Problem description —
Search the records for "область". Copy every line where it appears.

Task input —
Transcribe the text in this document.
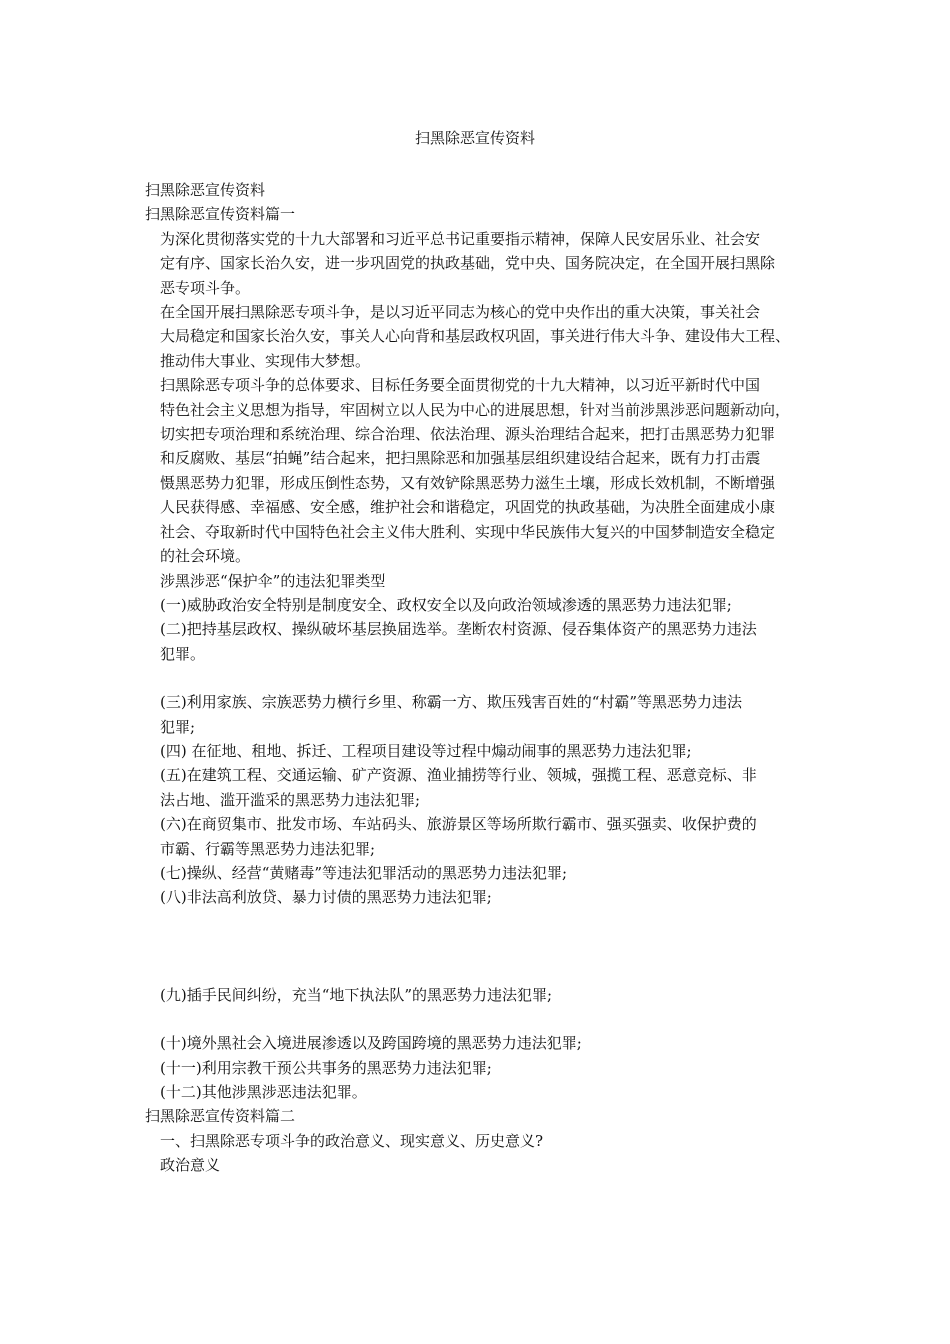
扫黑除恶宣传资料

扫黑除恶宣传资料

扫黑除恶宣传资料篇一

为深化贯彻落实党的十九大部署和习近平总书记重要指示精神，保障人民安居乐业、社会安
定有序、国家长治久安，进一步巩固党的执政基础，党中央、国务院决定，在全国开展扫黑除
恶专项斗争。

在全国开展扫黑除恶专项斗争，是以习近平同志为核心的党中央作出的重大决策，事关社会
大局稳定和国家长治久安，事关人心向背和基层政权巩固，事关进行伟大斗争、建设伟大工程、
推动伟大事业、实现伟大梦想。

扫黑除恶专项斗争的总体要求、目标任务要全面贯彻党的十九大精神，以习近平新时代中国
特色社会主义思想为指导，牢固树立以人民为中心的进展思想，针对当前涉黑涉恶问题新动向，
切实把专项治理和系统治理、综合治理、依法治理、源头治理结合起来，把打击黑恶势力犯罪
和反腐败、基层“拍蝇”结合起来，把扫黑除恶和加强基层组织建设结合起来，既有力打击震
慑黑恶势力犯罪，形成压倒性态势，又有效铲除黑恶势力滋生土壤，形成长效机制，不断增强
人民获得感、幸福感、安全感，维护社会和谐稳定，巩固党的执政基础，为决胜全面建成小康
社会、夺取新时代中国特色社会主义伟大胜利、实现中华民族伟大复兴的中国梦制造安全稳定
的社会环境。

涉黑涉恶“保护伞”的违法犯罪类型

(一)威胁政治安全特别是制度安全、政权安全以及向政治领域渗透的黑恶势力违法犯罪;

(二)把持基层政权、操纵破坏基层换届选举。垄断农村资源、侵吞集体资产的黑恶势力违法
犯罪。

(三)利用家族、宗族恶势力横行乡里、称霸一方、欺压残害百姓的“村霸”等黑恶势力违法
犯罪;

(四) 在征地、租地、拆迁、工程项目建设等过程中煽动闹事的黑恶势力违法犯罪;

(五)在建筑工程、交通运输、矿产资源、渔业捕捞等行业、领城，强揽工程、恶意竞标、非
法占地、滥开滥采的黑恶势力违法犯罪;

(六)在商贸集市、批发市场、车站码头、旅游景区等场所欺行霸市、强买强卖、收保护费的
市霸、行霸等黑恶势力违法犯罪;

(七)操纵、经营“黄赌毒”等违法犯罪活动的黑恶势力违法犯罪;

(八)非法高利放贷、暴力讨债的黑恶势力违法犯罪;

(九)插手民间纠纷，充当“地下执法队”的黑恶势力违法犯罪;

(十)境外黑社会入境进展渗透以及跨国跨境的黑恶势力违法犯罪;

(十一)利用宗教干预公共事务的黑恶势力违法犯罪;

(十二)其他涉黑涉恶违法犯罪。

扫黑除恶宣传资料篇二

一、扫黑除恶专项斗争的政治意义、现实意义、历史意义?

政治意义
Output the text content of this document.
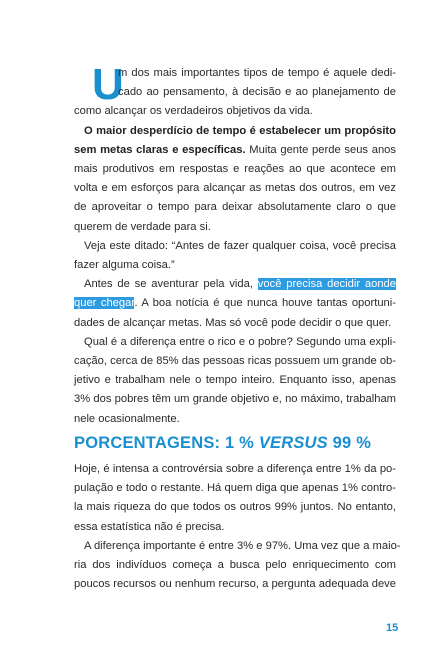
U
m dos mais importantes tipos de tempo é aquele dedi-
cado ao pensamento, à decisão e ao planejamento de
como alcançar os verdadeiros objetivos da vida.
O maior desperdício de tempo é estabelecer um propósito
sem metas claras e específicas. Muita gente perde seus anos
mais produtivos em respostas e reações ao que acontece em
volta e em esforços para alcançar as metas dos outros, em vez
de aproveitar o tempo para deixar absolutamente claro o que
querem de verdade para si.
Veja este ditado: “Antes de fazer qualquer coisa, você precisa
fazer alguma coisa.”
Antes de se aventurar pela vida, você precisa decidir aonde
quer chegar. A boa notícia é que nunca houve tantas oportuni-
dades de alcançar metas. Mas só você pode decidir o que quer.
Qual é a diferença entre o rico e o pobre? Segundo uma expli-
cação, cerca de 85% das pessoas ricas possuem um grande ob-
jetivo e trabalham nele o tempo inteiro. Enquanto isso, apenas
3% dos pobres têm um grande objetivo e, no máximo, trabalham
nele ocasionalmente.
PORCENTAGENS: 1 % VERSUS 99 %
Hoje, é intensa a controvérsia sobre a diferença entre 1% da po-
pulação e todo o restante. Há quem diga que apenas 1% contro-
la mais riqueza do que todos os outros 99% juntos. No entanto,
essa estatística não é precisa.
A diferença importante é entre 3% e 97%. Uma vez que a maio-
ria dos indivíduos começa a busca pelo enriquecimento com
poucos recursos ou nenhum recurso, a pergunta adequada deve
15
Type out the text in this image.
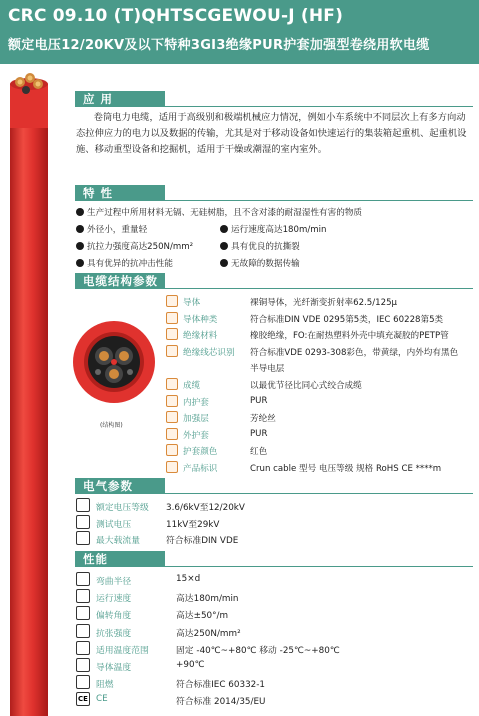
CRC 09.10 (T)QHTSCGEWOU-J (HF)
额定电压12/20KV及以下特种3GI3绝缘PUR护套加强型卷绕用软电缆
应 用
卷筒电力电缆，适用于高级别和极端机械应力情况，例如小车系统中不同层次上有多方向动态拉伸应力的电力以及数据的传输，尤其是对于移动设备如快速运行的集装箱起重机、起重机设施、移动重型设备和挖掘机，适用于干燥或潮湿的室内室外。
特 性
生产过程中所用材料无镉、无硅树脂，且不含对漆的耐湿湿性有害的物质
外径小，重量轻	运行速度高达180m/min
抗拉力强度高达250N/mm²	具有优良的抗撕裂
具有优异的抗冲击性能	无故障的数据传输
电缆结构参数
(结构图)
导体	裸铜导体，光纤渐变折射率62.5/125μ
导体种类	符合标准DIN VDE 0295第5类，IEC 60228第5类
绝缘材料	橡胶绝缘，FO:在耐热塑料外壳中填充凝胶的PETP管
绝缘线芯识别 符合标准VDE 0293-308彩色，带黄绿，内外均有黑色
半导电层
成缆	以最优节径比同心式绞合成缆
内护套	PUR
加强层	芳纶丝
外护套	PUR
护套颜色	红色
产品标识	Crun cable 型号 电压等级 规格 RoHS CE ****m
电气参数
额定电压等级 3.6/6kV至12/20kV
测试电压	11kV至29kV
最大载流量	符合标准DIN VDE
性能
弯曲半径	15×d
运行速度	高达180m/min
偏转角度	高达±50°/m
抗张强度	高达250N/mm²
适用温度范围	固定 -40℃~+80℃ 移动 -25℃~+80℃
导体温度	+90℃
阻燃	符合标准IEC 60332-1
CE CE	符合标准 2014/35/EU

...

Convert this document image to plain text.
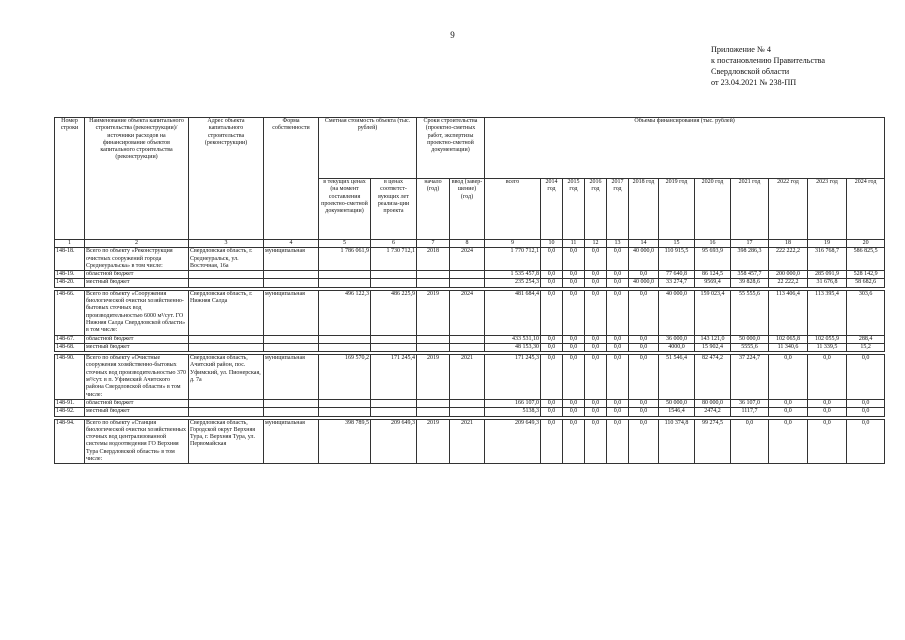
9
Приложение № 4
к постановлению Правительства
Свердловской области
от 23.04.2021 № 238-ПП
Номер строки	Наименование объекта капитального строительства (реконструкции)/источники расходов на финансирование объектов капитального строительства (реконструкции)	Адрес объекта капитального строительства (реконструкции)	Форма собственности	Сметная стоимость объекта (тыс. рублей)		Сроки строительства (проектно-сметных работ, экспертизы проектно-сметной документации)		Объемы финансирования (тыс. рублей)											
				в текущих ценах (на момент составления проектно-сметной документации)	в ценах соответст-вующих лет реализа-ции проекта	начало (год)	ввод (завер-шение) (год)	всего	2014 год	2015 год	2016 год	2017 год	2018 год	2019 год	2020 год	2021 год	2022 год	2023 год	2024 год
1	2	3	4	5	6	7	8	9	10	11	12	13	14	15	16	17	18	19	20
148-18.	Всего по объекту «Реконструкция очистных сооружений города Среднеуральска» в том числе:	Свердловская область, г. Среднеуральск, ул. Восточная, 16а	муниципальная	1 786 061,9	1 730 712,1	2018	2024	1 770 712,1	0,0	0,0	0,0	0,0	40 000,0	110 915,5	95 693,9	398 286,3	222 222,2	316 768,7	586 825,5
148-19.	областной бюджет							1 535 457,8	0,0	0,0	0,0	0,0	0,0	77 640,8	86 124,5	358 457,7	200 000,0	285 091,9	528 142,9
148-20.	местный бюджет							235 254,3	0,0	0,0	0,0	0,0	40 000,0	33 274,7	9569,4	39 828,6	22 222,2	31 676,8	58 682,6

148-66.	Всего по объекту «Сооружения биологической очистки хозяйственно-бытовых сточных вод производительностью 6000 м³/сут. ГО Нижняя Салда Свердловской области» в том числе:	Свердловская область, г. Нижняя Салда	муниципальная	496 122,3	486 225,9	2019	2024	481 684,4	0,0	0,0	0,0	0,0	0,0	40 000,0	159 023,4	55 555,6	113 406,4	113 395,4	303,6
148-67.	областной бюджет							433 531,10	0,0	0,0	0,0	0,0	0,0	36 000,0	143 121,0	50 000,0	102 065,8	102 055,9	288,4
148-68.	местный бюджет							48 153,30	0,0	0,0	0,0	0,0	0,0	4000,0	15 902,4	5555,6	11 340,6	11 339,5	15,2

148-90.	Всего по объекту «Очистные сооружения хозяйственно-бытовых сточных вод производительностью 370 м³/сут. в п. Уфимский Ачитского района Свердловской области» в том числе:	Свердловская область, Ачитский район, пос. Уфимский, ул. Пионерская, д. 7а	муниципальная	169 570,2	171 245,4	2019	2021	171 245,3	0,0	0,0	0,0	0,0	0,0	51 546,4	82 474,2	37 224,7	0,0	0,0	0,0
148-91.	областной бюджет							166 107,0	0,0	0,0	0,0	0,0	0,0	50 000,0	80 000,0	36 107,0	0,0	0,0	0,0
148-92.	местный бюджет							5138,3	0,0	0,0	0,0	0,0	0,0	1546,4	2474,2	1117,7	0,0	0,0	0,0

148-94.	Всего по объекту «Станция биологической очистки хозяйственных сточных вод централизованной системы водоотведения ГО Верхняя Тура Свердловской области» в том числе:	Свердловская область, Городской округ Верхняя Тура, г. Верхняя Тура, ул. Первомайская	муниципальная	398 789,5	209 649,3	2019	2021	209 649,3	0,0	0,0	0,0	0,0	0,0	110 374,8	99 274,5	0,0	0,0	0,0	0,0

Exercise answer —
148-18.	Всего по объекту «Реконструкция очистных сооружений города Среднеуральска» в том числе:	Свердловская область, г. Среднеуральск, ул. Восточная, 16а	муниципальная	1 786 061,9	1 730 712,1	2018	2024	1 770 712,1	0,0	0,0	0,0	0,0	40 000,0	110 915,5	95 693,9	398 286,3	222 222,2	316 768,7	586 825,5
148-66.	Всего по объекту «Сооружения биологической очистки хозяйственно-бытовых сточных вод производительностью 6000 м³/сут. ГО Нижняя Салда Свердловской области» в том числе:	Свердловская область, г. Нижняя Салда	муниципальная	496 122,3	486 225,9	2019	2024	481 684,4	0,0	0,0	0,0	0,0	0,0	40 000,0	159 023,4	55 555,6	113 406,4	113 395,4	303,6
148-90.	Всего по объекту «Очистные сооружения хозяйственно-бытовых сточных вод производительностью 370 м³/сут. в п. Уфимский Ачитского района Свердловской области» в том числе:	Свердловская область, Ачитский район, пос. Уфимский, ул. Пионерская, д. 7а	муниципальная	169 570,2	171 245,4	2019	2021	171 245,3	0,0	0,0	0,0	0,0	0,0	51 546,4	82 474,2	37 224,7	0,0	0,0	0,0
148-94.	Всего по объекту «Станция биологической очистки хозяйственных сточных вод централизованной системы водоотведения ГО Верхняя Тура Свердловской области» в том числе:	Свердловская область, Городской округ Верхняя Тура, г. Верхняя Тура, ул. Первомайская	муниципальная	398 789,5	209 649,3	2019	2021	209 649,3	0,0	0,0	0,0	0,0	0,0	110 374,8	99 274,5	0,0	0,0	0,0	0,0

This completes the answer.